▸ **EXERCISE AIM**
Copy out the material below word for word, from the line containing "clutter-cell bbox=[426, 507, 429, 509]" through the line containing "clutter-cell bbox=[541, 299, 544, 302]", both ends included.

-- Start PROVIDED RECORDS --

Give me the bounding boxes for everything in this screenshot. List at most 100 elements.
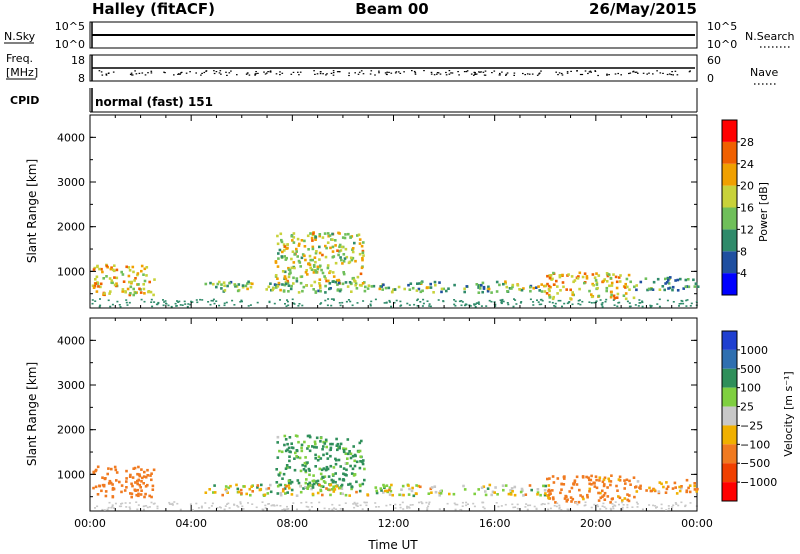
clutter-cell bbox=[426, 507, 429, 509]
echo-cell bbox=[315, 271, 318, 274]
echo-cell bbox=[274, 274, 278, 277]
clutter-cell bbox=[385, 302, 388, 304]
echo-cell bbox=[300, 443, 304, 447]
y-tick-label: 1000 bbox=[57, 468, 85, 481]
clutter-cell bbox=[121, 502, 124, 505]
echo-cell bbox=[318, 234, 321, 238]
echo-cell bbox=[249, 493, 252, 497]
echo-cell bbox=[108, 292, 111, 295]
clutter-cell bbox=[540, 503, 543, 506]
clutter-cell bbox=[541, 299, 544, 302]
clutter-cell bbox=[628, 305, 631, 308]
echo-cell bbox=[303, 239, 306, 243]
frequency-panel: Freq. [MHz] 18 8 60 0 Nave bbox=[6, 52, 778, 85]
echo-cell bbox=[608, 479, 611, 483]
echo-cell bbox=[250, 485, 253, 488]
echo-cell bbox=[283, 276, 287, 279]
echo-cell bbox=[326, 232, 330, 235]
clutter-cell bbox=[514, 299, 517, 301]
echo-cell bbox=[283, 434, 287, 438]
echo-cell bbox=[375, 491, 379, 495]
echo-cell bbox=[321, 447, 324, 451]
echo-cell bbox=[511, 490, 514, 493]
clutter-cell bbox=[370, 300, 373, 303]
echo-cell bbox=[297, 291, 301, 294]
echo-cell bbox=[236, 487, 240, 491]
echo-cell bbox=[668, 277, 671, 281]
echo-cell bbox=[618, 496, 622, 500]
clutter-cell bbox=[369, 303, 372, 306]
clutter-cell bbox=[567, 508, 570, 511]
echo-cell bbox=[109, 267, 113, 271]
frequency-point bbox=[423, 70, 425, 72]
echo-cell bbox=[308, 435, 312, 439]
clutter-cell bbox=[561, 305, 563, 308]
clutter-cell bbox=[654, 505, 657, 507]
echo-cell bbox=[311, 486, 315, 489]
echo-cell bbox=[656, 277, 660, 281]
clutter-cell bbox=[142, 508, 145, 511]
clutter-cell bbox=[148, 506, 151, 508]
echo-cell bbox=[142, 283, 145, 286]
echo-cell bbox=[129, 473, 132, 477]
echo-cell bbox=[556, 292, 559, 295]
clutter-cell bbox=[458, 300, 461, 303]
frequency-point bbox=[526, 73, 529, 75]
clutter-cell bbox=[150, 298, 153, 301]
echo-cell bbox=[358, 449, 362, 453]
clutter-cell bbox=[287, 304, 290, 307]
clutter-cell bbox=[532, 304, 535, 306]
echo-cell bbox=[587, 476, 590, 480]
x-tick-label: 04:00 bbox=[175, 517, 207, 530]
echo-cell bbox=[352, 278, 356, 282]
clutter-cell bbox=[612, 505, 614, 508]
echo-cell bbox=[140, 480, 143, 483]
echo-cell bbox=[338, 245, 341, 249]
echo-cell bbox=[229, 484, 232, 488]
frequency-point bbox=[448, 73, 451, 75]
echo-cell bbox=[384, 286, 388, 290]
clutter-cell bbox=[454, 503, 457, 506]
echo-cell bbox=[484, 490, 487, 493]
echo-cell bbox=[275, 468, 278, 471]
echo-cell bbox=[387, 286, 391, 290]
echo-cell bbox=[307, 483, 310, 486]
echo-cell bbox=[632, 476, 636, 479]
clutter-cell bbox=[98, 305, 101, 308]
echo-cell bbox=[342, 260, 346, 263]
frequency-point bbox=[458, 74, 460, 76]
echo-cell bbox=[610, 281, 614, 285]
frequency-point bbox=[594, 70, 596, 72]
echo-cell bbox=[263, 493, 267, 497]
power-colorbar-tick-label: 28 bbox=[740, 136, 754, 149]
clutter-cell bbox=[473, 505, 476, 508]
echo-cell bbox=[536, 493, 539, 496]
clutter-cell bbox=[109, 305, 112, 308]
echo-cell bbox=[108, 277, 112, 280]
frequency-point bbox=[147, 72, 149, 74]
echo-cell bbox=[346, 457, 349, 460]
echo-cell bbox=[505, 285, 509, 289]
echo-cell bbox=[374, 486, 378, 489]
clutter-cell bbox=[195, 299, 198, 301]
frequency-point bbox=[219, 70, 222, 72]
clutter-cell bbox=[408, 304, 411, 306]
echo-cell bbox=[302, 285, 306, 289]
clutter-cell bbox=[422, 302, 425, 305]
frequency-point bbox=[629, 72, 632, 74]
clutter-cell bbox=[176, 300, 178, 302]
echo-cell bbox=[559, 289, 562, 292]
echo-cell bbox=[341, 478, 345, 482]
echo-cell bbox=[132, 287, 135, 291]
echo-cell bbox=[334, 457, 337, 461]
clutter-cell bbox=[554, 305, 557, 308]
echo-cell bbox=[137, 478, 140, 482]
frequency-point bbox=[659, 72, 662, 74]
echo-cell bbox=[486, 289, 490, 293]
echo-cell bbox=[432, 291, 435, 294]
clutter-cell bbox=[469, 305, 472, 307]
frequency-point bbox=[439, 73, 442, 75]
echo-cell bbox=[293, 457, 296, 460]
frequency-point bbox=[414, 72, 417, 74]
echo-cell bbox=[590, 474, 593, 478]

-- End PROVIDED RECORDS --

▸ **EXPECTED ANSWER**
clutter-cell bbox=[426, 507, 429, 509]
echo-cell bbox=[315, 271, 318, 274]
echo-cell bbox=[274, 274, 278, 277]
clutter-cell bbox=[385, 302, 388, 304]
echo-cell bbox=[300, 443, 304, 447]
y-tick-label: 1000 bbox=[57, 468, 85, 481]
clutter-cell bbox=[121, 502, 124, 505]
echo-cell bbox=[318, 234, 321, 238]
echo-cell bbox=[249, 493, 252, 497]
echo-cell bbox=[108, 292, 111, 295]
clutter-cell bbox=[540, 503, 543, 506]
clutter-cell bbox=[541, 299, 544, 302]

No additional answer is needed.